- WHAT IS EXPECTED
Pick every line from the data that holds the word "page".

------------------------------------

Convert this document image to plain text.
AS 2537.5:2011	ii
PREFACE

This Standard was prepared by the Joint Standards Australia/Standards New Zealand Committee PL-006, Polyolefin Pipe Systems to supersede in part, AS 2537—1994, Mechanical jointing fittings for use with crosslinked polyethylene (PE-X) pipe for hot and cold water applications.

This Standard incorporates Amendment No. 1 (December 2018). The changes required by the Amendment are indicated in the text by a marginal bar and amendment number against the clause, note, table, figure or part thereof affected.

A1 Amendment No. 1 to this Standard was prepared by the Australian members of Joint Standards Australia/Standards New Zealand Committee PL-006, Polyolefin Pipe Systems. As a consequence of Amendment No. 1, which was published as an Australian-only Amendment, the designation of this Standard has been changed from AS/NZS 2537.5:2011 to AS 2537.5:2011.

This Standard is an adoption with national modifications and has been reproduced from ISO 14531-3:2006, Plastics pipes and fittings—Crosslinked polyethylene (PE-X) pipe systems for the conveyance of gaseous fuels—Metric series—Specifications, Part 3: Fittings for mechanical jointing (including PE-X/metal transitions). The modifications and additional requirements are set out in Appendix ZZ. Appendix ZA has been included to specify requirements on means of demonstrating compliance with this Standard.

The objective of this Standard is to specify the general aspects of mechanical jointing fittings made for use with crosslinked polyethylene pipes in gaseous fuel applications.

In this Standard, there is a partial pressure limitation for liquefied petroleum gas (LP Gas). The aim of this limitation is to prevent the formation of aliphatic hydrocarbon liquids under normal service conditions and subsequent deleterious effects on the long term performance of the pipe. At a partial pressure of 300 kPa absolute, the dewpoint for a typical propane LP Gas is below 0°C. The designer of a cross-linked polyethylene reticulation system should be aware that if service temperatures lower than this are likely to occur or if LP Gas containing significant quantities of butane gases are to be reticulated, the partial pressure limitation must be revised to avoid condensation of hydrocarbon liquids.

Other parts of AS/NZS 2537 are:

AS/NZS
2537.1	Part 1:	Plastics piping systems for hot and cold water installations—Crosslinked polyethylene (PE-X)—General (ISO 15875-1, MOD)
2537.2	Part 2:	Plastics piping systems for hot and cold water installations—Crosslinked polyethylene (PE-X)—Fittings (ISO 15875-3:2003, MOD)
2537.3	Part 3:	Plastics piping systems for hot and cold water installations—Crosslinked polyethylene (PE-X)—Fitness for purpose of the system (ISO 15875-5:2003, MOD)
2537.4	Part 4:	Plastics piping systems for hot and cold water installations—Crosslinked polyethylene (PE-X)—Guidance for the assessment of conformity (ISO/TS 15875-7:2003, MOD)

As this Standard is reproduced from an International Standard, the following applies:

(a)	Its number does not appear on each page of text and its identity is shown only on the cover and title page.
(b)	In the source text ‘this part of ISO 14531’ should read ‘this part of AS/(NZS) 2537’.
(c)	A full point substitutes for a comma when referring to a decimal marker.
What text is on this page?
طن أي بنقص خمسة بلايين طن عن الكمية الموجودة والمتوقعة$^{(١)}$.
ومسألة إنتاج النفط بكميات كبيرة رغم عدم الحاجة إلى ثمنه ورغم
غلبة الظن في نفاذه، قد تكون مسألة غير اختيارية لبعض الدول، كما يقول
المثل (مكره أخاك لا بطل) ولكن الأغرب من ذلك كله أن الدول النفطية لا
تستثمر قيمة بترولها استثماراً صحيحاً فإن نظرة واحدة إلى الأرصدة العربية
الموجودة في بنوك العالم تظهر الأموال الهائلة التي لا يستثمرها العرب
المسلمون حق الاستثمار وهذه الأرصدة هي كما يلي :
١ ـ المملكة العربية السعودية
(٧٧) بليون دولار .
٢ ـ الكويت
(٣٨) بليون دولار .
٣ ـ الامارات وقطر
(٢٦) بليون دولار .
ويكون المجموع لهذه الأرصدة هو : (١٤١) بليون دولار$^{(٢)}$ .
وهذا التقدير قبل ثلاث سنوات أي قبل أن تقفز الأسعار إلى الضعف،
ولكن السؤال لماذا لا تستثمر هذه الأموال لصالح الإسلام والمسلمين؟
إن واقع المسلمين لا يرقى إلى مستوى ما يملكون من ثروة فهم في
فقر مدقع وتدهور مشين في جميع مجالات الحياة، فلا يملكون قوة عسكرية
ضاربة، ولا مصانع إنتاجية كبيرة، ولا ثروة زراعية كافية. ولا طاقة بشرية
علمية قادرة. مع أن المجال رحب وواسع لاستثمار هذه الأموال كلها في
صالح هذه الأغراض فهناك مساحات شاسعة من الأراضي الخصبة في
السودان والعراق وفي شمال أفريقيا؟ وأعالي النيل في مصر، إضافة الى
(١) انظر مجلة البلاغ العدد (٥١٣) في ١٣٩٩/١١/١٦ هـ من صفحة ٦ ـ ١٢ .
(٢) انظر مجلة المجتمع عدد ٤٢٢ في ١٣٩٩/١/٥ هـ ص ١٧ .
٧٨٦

------------------------------------

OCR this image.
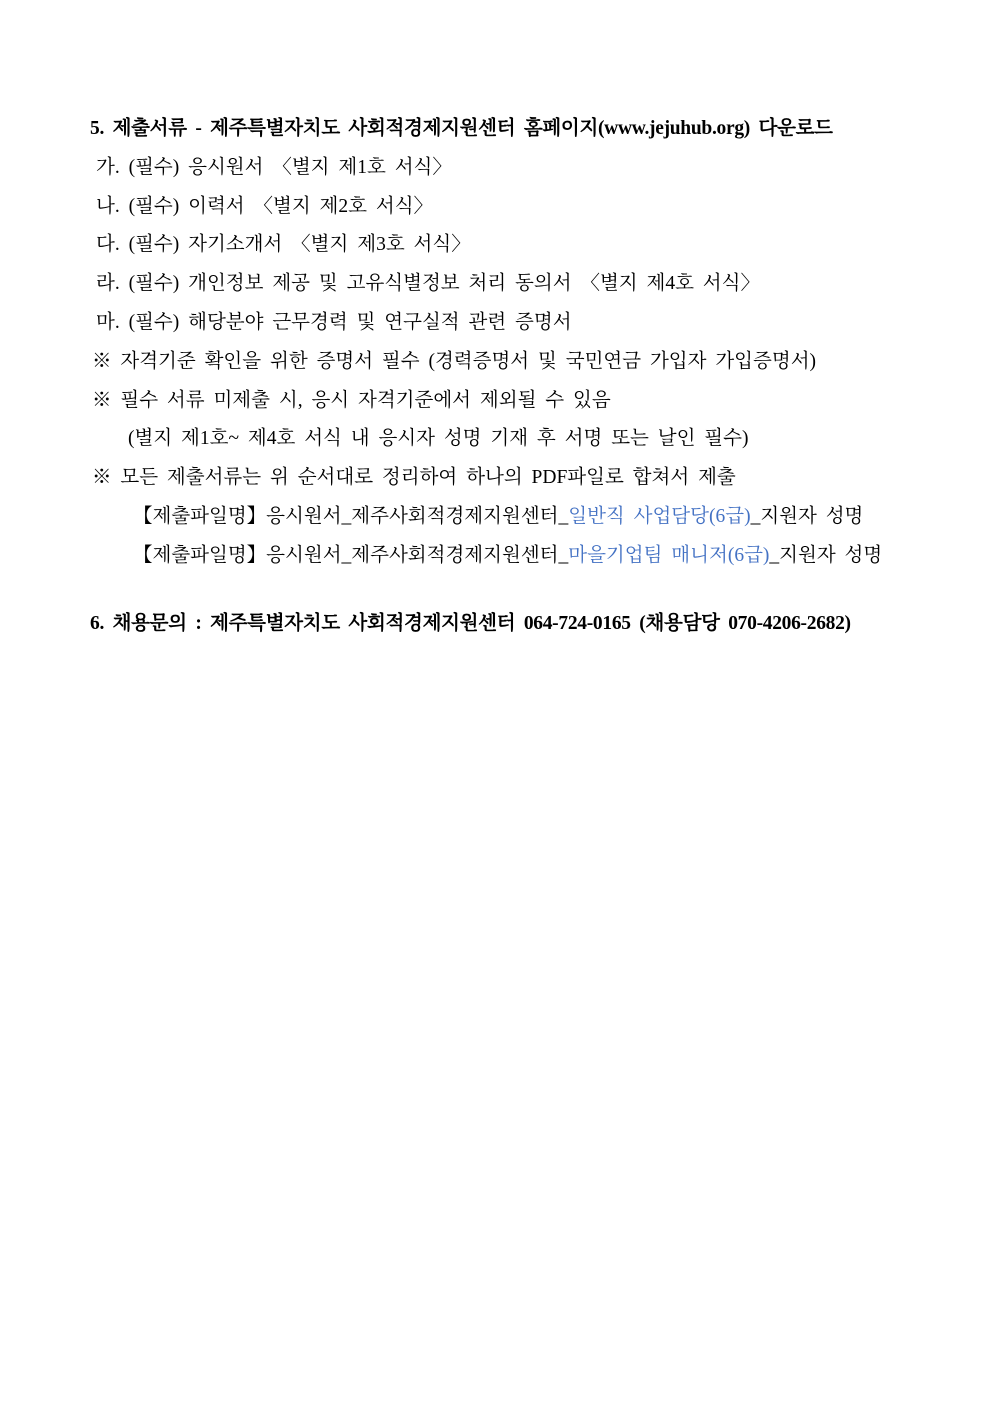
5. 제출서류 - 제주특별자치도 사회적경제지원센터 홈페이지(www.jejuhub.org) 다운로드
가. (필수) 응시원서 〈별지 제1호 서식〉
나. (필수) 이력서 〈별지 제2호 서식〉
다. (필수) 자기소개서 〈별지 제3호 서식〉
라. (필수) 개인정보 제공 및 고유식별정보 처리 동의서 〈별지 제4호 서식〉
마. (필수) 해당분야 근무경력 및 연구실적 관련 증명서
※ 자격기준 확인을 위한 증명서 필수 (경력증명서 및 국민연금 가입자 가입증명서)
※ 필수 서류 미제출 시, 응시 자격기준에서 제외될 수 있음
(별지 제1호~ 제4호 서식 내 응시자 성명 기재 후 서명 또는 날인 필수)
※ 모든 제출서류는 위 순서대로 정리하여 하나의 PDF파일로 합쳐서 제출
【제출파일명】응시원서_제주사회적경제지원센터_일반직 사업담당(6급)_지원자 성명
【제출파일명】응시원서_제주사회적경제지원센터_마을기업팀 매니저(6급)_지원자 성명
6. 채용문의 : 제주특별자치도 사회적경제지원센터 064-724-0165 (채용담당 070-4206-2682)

------------------------------------

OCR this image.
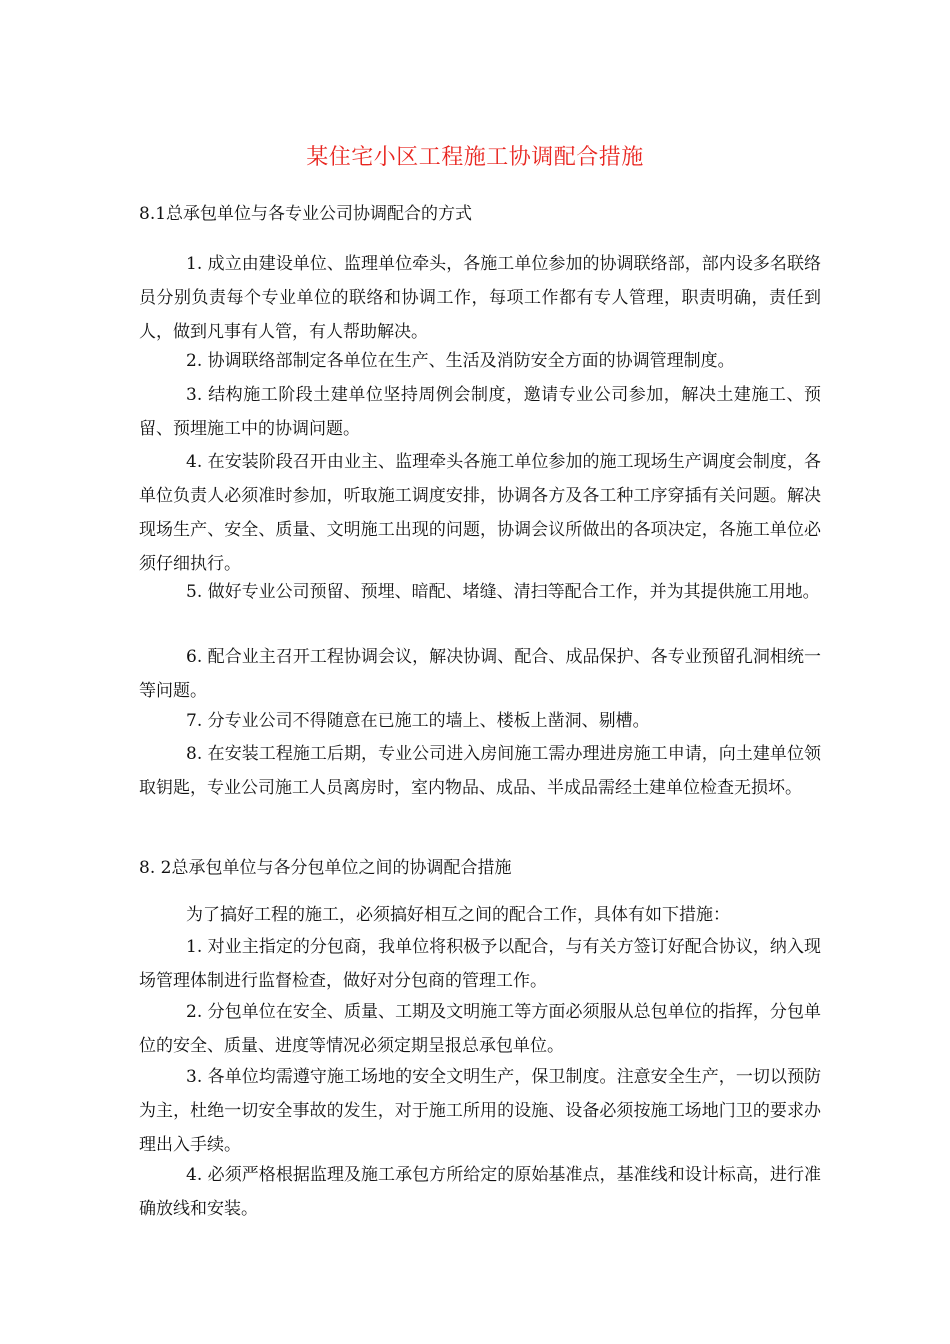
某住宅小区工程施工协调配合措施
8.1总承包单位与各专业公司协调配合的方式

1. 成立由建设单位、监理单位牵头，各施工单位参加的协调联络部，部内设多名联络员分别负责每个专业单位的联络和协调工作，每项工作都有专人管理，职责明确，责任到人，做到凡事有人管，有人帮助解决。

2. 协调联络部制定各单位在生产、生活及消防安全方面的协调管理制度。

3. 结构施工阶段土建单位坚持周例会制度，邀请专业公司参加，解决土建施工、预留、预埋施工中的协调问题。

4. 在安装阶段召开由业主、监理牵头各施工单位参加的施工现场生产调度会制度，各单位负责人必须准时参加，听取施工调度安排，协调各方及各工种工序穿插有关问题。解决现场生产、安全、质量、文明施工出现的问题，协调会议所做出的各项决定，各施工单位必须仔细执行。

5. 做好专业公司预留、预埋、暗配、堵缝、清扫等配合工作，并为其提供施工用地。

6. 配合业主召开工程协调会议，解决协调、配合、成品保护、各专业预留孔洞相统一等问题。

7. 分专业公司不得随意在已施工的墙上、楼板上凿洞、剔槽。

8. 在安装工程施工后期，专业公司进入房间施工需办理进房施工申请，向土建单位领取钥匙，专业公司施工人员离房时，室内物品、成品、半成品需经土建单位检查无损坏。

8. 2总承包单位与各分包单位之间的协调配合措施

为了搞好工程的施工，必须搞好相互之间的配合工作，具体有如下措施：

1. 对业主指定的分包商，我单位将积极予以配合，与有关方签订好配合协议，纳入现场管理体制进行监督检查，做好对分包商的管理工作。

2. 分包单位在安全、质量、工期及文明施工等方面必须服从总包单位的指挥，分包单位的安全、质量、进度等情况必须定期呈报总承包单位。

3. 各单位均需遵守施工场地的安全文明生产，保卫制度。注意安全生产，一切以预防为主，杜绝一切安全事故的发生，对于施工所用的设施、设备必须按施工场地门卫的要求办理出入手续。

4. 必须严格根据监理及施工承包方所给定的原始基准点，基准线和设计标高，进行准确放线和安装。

------------------------------------

- PROBLEM SOLUTION
(a)	Its number does not appear on each page of text and its identity is shown only on the cover and title page.
What text is on this page?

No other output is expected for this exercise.